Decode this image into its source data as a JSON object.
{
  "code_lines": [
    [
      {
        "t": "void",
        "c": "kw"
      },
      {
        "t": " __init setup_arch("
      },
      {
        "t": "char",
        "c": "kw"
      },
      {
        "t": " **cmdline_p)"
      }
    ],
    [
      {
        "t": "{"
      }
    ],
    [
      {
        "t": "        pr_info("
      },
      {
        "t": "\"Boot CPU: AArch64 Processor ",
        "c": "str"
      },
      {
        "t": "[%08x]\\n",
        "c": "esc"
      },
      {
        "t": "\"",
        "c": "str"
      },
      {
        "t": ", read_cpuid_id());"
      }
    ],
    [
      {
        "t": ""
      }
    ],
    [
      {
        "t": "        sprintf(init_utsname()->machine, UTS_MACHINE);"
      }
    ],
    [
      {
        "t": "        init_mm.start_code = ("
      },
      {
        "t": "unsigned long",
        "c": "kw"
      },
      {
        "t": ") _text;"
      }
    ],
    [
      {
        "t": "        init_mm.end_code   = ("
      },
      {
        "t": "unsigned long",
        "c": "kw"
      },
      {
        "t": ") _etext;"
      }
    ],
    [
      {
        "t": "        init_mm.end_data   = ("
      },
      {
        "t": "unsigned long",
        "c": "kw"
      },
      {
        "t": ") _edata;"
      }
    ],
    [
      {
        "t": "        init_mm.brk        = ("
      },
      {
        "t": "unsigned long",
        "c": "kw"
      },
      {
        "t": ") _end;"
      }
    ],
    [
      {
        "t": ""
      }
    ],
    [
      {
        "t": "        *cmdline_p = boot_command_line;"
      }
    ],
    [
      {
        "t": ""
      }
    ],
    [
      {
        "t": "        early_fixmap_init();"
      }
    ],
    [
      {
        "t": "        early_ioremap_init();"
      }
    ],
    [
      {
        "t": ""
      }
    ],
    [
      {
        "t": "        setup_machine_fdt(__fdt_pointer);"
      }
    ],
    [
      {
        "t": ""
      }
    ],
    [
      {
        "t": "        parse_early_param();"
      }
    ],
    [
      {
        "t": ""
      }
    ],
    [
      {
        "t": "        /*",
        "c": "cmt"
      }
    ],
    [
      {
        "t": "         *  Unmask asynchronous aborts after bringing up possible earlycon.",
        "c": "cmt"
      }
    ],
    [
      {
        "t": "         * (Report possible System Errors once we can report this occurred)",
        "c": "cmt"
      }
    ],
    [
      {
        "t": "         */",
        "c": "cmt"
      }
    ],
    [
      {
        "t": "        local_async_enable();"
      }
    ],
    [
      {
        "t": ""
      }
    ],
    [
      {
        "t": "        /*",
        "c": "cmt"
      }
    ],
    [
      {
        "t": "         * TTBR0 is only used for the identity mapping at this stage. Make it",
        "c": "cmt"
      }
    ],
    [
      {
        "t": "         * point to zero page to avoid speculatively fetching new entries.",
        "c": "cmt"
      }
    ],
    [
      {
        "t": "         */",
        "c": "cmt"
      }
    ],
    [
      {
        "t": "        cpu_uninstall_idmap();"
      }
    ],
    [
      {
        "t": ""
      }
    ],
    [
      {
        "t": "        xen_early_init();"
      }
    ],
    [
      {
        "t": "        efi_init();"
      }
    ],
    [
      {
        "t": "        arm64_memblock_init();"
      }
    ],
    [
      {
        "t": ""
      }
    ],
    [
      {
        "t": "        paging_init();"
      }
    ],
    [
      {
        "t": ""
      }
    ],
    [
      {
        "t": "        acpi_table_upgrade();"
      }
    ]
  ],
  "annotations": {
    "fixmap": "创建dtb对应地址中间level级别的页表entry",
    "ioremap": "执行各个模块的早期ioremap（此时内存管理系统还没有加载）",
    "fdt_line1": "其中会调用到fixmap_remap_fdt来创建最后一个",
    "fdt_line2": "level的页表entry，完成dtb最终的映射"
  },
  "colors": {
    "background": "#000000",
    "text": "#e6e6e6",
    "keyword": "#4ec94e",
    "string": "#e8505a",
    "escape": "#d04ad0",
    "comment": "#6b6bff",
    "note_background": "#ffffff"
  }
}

## Set exercise
From the preceding material, extract every line exactly.

## The completed task
Decode this image into its source data as a JSON object.
{
  "code_lines": [
    [
      {
        "t": "void",
        "c": "kw"
      },
      {
        "t": " __init setup_arch("
      },
      {
        "t": "char",
        "c": "kw"
      },
      {
        "t": " **cmdline_p)"
      }
    ],
    [
      {
        "t": "{"
      }
    ],
    [
      {
        "t": "        pr_info("
      },
      {
        "t": "\"Boot CPU: AArch64 Processor ",
        "c": "str"
      },
      {
        "t": "[%08x]\\n",
        "c": "esc"
      },
      {
        "t": "\"",
        "c": "str"
      },
      {
        "t": ", read_cpuid_id());"
      }
    ],
    [
      {
        "t": ""
      }
    ],
    [
      {
        "t": "        sprintf(init_utsname()->machine, UTS_MACHINE);"
      }
    ],
    [
      {
        "t": "        init_mm.start_code = ("
      },
      {
        "t": "unsigned long",
        "c": "kw"
      },
      {
        "t": ") _text;"
      }
    ],
    [
      {
        "t": "        init_mm.end_code   = ("
      },
      {
        "t": "unsigned long",
        "c": "kw"
      },
      {
        "t": ") _etext;"
      }
    ],
    [
      {
        "t": "        init_mm.end_data   = ("
      },
      {
        "t": "unsigned long",
        "c": "kw"
      },
      {
        "t": ") _edata;"
      }
    ],
    [
      {
        "t": "        init_mm.brk        = ("
      },
      {
        "t": "unsigned long",
        "c": "kw"
      },
      {
        "t": ") _end;"
      }
    ],
    [
      {
        "t": ""
      }
    ],
    [
      {
        "t": "        *cmdline_p = boot_command_line;"
      }
    ],
    [
      {
        "t": ""
      }
    ],
    [
      {
        "t": "        early_fixmap_init();"
      }
    ],
    [
      {
        "t": "        early_ioremap_init();"
      }
    ],
    [
      {
        "t": ""
      }
    ],
    [
      {
        "t": "        setup_machine_fdt(__fdt_pointer);"
      }
    ],
    [
      {
        "t": ""
      }
    ],
    [
      {
        "t": "        parse_early_param();"
      }
    ],
    [
      {
        "t": ""
      }
    ],
    [
      {
        "t": "        /*",
        "c": "cmt"
      }
    ],
    [
      {
        "t": "         *  Unmask asynchronous aborts after bringing up possible earlycon.",
        "c": "cmt"
      }
    ],
    [
      {
        "t": "         * (Report possible System Errors once we can report this occurred)",
        "c": "cmt"
      }
    ],
    [
      {
        "t": "         */",
        "c": "cmt"
      }
    ],
    [
      {
        "t": "        local_async_enable();"
      }
    ],
    [
      {
        "t": ""
      }
    ],
    [
      {
        "t": "        /*",
        "c": "cmt"
      }
    ],
    [
      {
        "t": "         * TTBR0 is only used for the identity mapping at this stage. Make it",
        "c": "cmt"
      }
    ],
    [
      {
        "t": "         * point to zero page to avoid speculatively fetching new entries.",
        "c": "cmt"
      }
    ],
    [
      {
        "t": "         */",
        "c": "cmt"
      }
    ],
    [
      {
        "t": "        cpu_uninstall_idmap();"
      }
    ],
    [
      {
        "t": ""
      }
    ],
    [
      {
        "t": "        xen_early_init();"
      }
    ],
    [
      {
        "t": "        efi_init();"
      }
    ],
    [
      {
        "t": "        arm64_memblock_init();"
      }
    ],
    [
      {
        "t": ""
      }
    ],
    [
      {
        "t": "        paging_init();"
      }
    ],
    [
      {
        "t": ""
      }
    ],
    [
      {
        "t": "        acpi_table_upgrade();"
      }
    ]
  ],
  "annotations": {
    "fixmap": "创建dtb对应地址中间level级别的页表entry",
    "ioremap": "执行各个模块的早期ioremap（此时内存管理系统还没有加载）",
    "fdt_line1": "其中会调用到fixmap_remap_fdt来创建最后一个",
    "fdt_line2": "level的页表entry，完成dtb最终的映射"
  },
  "colors": {
    "background": "#000000",
    "text": "#e6e6e6",
    "keyword": "#4ec94e",
    "string": "#e8505a",
    "escape": "#d04ad0",
    "comment": "#6b6bff",
    "note_background": "#ffffff"
  }
}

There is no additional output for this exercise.